Start ENTRIES

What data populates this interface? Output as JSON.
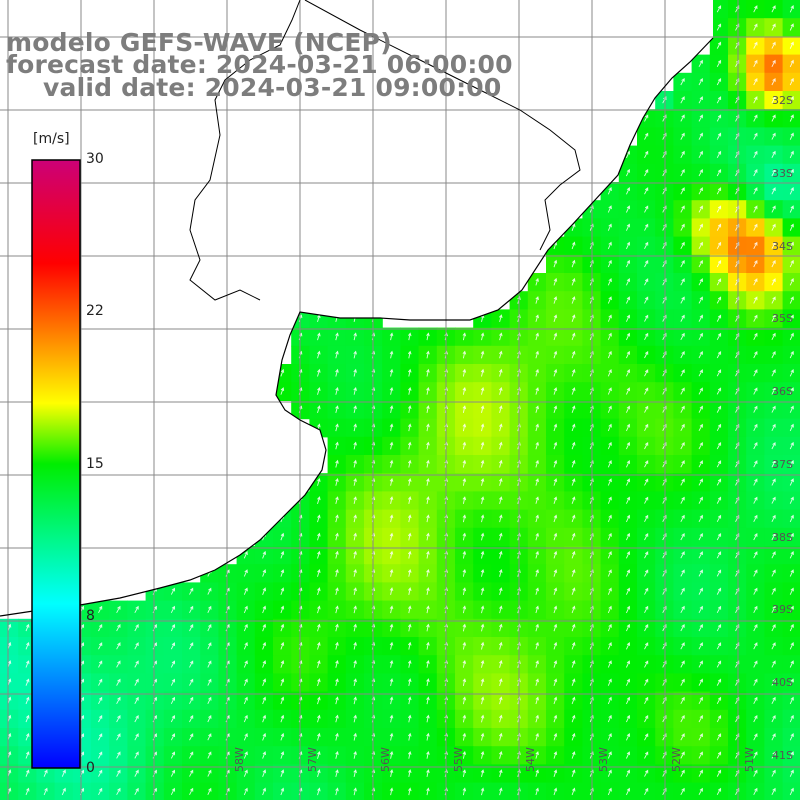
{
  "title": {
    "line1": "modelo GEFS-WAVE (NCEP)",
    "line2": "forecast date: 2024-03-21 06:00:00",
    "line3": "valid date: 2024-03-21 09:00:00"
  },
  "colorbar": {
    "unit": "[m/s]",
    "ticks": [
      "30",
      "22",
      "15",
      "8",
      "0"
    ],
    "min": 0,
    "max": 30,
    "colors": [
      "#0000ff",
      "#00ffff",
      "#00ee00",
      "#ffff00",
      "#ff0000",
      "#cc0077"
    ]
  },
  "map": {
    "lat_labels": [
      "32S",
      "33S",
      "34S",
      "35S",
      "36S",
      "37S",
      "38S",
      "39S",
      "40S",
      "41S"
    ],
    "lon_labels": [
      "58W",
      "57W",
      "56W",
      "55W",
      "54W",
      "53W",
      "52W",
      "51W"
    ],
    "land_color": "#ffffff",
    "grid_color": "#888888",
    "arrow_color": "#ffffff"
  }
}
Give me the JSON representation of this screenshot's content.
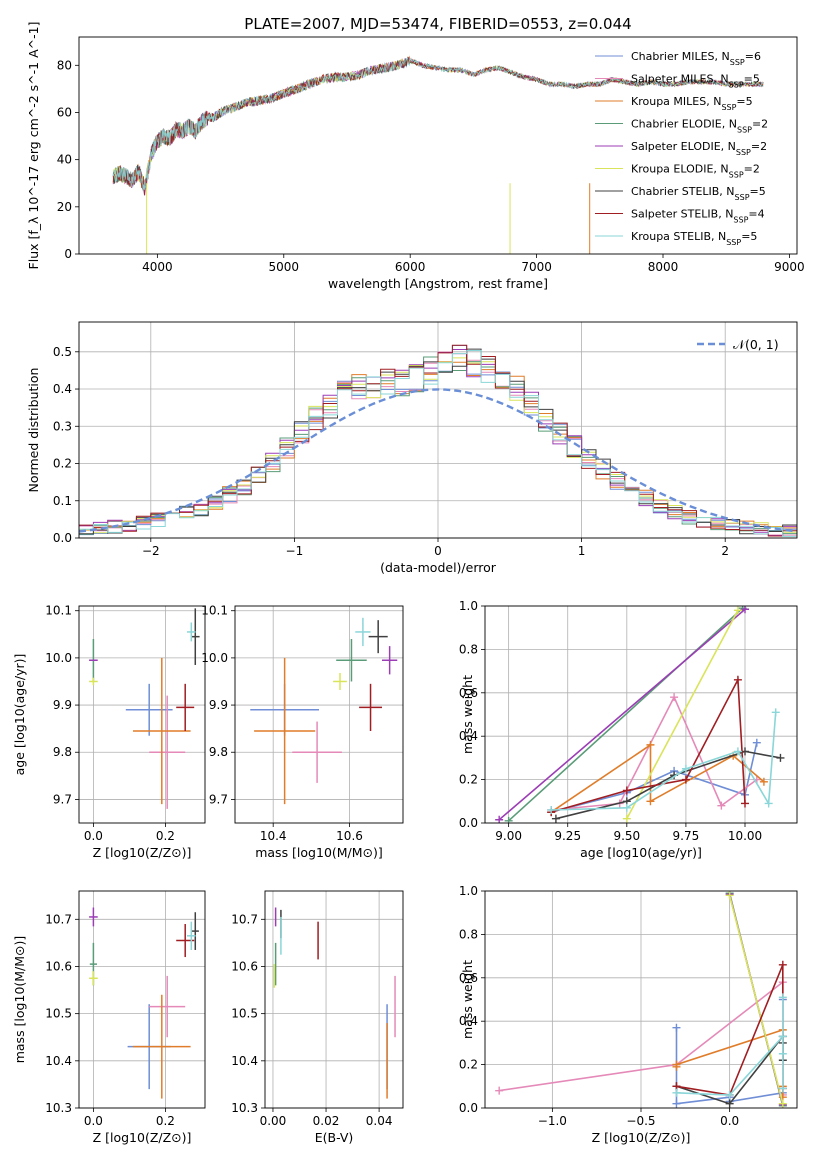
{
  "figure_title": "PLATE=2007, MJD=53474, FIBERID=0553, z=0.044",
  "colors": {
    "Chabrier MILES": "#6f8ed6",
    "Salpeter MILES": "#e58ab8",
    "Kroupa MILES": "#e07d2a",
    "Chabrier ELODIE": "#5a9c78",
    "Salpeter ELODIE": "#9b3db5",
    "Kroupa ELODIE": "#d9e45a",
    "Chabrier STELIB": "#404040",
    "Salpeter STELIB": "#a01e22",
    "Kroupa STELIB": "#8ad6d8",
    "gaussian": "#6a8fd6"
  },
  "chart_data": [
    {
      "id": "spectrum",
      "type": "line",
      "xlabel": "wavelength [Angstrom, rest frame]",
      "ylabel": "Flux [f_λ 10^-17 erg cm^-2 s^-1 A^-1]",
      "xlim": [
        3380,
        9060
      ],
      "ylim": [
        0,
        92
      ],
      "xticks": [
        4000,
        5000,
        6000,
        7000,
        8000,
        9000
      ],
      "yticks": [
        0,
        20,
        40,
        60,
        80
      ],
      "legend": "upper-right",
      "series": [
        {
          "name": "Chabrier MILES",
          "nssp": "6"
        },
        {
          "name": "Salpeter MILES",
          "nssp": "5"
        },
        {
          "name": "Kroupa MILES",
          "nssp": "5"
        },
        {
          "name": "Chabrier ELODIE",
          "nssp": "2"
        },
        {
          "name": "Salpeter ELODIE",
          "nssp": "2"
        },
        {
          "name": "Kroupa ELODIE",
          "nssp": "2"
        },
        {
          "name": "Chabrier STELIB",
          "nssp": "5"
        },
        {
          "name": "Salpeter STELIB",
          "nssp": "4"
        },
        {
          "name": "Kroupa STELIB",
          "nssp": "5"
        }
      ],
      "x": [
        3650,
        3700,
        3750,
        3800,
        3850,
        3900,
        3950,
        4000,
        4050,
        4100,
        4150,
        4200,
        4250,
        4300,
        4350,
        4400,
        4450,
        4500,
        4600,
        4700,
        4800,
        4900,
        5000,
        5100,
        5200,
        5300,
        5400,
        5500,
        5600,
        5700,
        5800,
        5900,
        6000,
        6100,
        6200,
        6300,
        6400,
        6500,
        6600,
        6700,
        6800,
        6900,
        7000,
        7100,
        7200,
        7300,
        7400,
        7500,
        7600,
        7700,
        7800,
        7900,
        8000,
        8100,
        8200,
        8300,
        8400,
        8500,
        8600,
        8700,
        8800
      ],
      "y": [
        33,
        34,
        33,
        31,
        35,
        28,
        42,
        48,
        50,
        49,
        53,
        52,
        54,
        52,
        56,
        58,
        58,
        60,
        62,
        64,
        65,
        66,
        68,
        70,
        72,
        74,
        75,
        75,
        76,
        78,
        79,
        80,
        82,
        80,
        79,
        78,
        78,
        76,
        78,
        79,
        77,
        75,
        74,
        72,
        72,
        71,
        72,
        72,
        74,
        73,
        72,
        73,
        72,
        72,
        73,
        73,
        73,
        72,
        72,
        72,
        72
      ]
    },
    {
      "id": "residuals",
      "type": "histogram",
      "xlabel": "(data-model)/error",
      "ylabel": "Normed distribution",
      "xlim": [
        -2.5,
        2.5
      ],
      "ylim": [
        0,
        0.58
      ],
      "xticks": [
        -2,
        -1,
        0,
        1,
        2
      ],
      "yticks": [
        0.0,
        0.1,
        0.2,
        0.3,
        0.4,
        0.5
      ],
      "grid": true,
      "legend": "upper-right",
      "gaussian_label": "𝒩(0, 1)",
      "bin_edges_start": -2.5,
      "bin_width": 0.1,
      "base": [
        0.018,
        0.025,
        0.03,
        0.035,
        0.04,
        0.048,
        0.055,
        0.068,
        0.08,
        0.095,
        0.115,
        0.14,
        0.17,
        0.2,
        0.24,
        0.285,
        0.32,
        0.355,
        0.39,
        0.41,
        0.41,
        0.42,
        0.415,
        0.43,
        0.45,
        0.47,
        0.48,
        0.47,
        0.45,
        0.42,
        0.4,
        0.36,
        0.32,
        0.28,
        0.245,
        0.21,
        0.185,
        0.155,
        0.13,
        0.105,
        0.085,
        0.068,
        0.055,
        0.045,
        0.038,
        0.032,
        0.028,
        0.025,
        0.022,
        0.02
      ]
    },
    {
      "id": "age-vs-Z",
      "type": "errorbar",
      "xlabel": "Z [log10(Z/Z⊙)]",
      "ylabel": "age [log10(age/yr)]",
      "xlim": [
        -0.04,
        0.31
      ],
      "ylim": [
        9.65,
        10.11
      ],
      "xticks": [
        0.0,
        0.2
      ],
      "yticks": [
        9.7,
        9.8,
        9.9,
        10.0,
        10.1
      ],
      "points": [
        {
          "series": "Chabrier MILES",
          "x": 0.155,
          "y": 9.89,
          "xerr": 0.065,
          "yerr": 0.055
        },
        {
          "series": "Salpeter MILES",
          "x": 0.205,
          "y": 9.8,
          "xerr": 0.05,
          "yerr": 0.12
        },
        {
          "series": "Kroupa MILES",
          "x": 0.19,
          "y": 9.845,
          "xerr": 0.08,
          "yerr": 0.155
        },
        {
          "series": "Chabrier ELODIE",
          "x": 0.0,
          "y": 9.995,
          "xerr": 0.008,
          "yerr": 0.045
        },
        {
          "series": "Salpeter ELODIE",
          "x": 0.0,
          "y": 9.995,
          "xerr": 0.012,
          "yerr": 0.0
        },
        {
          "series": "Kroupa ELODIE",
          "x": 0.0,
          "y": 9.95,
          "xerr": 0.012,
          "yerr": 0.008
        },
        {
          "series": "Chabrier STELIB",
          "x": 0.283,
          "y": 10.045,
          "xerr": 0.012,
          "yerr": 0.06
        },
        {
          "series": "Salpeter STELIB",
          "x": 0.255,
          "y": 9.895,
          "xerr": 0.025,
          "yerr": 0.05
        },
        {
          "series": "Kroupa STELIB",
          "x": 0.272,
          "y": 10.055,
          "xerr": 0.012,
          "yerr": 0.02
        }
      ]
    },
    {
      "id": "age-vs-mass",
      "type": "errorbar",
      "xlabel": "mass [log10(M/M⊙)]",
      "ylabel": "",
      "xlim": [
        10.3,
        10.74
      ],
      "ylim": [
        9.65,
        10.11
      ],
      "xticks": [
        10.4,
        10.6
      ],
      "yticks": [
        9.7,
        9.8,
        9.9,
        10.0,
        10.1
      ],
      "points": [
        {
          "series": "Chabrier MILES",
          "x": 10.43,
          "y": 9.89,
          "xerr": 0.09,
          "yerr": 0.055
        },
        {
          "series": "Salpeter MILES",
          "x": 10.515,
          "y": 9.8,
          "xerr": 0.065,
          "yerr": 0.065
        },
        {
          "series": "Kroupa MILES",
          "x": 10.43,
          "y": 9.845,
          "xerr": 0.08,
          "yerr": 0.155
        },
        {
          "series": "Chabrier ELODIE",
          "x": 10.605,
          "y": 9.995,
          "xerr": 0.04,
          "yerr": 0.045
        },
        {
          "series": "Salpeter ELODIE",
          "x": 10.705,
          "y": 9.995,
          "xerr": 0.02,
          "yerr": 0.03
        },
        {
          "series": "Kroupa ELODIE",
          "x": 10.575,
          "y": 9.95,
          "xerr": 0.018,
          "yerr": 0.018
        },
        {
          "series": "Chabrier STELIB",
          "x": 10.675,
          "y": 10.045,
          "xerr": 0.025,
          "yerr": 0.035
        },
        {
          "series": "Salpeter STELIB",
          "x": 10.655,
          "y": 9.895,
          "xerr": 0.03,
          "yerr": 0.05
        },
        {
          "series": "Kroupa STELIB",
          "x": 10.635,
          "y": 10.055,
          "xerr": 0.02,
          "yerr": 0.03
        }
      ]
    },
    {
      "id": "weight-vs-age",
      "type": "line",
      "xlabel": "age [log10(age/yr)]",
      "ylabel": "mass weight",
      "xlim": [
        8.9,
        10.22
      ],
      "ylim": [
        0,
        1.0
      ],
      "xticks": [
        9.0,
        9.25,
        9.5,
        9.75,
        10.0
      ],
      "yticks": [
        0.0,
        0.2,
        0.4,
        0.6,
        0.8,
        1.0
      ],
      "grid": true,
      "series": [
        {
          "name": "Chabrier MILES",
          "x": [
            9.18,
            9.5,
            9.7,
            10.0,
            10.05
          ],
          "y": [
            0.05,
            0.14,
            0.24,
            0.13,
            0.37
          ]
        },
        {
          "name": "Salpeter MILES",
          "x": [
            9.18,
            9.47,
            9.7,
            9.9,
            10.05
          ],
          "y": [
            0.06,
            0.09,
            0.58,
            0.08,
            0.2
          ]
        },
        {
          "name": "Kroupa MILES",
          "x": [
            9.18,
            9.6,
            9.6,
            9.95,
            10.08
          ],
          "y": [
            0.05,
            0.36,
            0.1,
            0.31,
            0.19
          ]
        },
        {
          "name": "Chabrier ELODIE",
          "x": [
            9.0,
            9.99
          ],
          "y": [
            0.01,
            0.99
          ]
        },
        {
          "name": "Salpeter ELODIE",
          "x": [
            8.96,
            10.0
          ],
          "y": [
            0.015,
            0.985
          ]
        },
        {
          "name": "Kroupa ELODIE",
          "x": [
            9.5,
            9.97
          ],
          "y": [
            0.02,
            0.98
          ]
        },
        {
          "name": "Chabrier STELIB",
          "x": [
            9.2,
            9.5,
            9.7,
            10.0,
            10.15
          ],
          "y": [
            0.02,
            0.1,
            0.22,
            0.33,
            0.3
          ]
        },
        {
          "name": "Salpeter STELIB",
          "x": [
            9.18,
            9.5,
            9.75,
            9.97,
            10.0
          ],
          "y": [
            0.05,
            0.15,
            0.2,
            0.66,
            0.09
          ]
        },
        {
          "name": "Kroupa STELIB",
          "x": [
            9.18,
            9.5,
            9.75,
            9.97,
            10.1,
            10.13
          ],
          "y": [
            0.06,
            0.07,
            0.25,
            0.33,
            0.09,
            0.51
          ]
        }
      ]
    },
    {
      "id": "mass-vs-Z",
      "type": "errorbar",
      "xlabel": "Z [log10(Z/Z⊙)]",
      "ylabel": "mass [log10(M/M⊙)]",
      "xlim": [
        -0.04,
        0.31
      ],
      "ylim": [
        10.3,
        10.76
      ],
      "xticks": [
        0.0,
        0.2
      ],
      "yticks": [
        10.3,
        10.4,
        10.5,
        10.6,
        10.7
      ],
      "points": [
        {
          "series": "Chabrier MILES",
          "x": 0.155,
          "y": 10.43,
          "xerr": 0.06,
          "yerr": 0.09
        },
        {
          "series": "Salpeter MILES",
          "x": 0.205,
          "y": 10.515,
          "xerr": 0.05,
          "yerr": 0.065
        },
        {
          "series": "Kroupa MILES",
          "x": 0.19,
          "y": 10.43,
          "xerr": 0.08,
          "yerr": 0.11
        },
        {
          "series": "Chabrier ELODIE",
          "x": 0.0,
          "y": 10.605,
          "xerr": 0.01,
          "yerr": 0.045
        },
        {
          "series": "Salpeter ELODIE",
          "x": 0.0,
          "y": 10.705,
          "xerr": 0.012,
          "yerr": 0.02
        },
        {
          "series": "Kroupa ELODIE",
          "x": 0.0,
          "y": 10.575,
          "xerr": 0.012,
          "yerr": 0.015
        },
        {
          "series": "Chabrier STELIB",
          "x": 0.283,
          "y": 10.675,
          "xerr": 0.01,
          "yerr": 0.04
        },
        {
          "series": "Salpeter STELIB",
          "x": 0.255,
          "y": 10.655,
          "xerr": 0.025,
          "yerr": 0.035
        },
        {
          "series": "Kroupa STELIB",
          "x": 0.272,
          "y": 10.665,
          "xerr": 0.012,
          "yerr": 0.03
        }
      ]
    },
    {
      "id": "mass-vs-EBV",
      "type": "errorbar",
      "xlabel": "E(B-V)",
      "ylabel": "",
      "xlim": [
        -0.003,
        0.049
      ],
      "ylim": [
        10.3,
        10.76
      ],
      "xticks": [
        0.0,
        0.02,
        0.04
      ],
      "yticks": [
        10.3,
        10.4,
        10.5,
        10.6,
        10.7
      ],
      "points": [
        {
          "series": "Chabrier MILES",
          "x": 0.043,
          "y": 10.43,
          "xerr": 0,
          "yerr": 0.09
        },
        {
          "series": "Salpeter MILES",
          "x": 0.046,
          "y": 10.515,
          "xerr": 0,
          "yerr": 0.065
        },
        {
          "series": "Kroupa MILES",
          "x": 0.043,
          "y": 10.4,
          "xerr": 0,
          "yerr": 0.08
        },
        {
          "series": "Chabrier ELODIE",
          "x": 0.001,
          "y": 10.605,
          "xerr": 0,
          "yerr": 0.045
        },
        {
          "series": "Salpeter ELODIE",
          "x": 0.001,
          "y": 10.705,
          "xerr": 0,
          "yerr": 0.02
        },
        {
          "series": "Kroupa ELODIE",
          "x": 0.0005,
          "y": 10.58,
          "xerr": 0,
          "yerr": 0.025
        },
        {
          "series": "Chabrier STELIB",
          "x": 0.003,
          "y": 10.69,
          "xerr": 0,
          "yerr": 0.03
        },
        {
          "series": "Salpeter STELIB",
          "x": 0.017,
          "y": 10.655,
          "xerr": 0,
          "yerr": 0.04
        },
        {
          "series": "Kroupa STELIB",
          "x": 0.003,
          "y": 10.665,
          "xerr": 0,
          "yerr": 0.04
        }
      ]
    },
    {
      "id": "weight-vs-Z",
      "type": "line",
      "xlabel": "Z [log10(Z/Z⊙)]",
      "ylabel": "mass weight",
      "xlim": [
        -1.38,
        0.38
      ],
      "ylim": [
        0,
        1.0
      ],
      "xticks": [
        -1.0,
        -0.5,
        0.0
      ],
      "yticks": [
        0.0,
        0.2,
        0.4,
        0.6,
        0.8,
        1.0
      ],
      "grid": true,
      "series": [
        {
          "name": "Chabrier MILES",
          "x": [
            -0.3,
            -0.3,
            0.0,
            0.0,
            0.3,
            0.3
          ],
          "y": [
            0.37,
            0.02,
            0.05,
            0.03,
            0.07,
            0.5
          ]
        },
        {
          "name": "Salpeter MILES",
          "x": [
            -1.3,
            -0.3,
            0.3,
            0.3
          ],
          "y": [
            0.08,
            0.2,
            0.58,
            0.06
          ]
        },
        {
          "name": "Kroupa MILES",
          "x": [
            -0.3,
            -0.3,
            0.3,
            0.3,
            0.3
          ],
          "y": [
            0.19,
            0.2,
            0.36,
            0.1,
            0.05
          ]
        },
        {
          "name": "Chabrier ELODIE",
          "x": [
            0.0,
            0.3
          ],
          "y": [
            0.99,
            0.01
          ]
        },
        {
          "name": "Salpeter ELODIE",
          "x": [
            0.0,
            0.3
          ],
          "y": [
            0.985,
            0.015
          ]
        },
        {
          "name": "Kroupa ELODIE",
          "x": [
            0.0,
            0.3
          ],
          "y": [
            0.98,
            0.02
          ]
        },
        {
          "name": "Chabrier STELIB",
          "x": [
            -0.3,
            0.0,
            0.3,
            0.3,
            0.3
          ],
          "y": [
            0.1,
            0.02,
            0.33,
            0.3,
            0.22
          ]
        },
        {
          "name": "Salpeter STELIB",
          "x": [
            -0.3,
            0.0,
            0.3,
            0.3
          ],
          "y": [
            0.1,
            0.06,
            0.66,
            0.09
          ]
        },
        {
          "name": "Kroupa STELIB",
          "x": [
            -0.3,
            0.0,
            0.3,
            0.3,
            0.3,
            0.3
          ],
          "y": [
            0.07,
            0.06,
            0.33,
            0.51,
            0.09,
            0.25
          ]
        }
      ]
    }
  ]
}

End ENTRIES

=== WORK REQUIRED ===
Gather up every line in the data above that contains the word "ylabel", copying each one.

=== RESULT FOR THIS EXERCISE ===
      "ylabel": "Flux [f_λ 10^-17 erg cm^-2 s^-1 A^-1]",
      "ylabel": "Normed distribution",
      "ylabel": "age [log10(age/yr)]",
      "ylabel": "",
      "ylabel": "mass weight",
      "ylabel": "mass [log10(M/M⊙)]",
      "ylabel": "",
      "ylabel": "mass weight",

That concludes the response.